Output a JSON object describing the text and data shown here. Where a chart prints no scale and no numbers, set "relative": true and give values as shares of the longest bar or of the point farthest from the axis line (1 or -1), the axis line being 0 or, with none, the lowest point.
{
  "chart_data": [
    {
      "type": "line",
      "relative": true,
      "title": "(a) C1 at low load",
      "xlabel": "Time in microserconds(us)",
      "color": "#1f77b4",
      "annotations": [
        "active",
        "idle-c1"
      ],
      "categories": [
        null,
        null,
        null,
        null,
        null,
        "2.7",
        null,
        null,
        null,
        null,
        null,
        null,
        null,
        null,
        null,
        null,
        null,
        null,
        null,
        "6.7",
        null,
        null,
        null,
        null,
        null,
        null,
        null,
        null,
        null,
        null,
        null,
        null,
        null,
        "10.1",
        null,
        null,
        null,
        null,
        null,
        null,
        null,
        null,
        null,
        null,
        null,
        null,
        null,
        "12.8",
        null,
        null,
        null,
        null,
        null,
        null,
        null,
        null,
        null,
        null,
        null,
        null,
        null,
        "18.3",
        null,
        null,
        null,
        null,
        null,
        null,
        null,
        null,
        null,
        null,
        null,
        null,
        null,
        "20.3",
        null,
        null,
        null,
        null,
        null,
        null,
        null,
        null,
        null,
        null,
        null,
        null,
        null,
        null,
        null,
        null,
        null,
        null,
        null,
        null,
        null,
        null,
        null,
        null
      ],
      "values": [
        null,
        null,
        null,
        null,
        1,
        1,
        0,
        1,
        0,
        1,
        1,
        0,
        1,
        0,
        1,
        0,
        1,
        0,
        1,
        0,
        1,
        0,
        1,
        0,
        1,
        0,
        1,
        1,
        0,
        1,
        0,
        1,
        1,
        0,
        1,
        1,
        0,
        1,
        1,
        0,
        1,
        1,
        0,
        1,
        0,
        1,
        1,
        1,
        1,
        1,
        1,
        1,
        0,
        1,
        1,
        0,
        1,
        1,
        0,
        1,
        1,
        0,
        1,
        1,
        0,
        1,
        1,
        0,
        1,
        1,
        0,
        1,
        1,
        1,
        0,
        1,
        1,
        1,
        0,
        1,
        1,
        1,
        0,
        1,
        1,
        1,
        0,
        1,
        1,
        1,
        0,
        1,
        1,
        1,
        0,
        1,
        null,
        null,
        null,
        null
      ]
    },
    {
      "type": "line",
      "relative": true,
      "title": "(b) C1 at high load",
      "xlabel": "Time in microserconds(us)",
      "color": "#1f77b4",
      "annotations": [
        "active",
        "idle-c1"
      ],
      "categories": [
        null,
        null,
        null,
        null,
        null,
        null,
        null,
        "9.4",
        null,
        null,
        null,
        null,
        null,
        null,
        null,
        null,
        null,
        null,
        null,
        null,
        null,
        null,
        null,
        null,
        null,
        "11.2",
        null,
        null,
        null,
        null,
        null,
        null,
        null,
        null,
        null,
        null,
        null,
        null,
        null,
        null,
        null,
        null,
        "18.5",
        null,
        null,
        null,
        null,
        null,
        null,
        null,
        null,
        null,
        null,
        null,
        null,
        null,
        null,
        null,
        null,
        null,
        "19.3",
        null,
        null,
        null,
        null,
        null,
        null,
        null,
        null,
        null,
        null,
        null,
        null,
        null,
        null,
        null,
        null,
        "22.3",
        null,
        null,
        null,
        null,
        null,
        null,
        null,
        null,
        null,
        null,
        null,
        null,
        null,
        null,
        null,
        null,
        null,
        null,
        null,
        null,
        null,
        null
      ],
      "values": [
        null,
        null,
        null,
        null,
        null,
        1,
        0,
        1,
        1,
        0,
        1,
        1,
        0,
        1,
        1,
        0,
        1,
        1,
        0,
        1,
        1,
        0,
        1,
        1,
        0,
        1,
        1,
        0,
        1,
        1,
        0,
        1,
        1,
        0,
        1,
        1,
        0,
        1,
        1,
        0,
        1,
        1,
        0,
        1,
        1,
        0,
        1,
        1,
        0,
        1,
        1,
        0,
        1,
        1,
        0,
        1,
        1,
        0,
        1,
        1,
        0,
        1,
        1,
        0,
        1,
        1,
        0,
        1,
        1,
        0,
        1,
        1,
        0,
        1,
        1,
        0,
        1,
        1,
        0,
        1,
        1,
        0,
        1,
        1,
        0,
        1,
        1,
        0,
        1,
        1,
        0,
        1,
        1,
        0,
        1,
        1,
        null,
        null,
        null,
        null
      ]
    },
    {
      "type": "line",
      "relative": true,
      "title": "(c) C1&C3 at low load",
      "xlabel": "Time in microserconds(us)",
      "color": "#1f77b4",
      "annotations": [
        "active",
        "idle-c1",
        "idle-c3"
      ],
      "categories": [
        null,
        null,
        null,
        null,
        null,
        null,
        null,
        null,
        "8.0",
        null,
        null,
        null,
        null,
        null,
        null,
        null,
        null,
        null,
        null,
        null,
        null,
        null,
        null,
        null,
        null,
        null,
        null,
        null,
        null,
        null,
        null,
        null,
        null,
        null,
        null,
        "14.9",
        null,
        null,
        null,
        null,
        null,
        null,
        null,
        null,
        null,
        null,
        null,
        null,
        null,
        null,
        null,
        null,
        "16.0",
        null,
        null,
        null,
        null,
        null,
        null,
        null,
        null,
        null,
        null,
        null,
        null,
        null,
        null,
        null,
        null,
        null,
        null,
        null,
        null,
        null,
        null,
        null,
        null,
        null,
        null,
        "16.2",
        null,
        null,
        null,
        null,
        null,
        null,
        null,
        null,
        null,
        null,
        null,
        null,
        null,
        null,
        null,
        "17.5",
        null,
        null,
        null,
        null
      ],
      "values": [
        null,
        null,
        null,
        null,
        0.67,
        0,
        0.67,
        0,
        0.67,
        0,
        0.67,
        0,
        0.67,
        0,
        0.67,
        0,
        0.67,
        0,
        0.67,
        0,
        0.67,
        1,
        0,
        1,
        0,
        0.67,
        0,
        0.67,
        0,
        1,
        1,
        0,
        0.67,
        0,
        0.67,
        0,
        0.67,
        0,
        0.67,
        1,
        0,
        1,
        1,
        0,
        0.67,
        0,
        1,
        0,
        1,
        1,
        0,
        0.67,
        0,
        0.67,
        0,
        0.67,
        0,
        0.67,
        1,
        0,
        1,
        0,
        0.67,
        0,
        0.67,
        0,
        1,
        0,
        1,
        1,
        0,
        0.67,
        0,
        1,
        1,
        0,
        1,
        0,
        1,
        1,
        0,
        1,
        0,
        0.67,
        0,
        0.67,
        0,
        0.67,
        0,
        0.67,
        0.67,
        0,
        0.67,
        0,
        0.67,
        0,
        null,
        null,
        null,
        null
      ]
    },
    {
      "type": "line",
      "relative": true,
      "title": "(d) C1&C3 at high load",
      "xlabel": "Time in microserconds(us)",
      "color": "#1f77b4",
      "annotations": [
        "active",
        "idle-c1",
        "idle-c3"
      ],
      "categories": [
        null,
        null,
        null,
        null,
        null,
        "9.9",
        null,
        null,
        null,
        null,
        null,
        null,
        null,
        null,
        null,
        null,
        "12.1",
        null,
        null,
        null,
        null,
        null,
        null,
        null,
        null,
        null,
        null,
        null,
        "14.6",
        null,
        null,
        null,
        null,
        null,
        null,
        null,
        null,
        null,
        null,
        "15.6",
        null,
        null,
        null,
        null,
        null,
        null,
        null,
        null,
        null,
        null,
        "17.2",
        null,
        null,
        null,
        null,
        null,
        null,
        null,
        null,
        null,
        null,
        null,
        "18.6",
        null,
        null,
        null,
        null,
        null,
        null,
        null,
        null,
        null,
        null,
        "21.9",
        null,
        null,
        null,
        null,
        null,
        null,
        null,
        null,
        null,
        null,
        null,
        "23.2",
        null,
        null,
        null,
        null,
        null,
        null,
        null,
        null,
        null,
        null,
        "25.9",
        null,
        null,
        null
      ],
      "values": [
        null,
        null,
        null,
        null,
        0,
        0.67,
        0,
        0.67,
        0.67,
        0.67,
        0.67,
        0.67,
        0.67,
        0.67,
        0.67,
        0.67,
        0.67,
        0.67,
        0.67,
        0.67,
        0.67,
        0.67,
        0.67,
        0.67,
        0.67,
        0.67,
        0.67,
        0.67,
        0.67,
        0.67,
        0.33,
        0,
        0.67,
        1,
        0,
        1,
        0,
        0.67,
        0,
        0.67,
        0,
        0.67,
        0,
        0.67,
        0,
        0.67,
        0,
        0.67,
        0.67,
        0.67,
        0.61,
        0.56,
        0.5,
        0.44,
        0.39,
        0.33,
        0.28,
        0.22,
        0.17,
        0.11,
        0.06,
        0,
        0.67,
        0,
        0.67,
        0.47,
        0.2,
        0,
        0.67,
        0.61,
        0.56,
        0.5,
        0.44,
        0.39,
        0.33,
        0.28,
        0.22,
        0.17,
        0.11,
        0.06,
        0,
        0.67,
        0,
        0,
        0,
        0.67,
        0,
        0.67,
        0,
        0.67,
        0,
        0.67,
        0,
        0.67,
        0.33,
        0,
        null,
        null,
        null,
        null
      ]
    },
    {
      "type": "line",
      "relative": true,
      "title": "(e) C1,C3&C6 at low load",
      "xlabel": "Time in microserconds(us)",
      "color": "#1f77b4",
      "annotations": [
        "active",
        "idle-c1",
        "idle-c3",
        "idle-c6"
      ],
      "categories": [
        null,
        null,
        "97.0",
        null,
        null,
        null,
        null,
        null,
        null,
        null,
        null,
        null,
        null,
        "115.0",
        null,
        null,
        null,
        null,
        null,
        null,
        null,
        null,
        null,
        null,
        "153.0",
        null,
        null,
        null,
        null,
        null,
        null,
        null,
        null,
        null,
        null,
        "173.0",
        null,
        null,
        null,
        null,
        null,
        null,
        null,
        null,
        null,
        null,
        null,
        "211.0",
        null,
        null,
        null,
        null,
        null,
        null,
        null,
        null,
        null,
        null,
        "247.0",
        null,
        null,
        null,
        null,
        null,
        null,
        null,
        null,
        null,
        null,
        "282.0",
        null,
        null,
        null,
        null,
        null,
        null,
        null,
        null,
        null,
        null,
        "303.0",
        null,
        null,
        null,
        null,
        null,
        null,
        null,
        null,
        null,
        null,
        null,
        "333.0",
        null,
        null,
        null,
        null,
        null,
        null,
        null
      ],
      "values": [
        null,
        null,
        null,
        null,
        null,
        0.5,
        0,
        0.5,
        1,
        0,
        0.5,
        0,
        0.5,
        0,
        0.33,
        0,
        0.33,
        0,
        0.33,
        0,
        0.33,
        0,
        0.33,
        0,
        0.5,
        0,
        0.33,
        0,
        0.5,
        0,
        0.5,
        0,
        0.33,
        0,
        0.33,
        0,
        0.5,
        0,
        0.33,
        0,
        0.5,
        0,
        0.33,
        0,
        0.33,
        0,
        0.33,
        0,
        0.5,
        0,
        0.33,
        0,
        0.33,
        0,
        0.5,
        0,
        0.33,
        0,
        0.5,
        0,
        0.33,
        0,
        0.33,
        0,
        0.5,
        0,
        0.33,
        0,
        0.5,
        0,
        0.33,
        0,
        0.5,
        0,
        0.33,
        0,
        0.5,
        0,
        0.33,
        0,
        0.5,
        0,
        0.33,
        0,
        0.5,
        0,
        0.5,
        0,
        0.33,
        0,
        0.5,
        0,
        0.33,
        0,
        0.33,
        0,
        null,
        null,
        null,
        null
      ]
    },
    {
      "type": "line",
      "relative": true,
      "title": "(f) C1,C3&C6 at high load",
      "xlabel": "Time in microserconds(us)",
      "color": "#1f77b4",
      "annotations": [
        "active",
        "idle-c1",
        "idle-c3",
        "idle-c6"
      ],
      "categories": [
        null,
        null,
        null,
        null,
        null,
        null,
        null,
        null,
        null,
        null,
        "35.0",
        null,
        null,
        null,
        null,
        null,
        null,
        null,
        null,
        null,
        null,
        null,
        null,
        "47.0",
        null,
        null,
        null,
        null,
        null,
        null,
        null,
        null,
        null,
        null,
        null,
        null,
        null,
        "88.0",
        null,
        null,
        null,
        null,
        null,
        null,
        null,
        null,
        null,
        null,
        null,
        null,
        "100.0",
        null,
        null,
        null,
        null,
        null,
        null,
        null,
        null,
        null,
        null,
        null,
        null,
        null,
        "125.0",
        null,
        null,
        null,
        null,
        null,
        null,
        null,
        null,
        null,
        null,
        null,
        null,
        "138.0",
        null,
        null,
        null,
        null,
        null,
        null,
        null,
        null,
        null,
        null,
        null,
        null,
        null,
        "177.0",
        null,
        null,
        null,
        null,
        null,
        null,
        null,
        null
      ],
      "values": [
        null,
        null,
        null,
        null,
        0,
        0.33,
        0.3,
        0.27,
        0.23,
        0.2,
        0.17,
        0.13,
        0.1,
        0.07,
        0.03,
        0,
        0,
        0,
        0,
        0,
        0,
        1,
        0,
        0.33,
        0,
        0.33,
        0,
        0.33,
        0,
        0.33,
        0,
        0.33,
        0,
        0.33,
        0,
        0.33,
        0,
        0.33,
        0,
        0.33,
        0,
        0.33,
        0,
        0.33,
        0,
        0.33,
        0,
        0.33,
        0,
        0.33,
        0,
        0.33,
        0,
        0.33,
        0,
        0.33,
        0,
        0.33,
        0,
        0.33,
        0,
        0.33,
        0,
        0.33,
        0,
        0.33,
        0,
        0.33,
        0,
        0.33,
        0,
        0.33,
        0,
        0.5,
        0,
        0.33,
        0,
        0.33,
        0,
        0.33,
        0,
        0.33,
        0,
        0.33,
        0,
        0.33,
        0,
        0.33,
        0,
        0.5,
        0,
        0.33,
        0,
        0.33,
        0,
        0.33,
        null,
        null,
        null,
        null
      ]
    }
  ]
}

========

> Work required:
Show every line in the records above that contains the word "load".

> Finished answer:
      "title": "(a) C1 at low load",
      "title": "(b) C1 at high load",
      "title": "(c) C1&C3 at low load",
      "title": "(d) C1&C3 at high load",
      "title": "(e) C1,C3&C6 at low load",
      "title": "(f) C1,C3&C6 at high load",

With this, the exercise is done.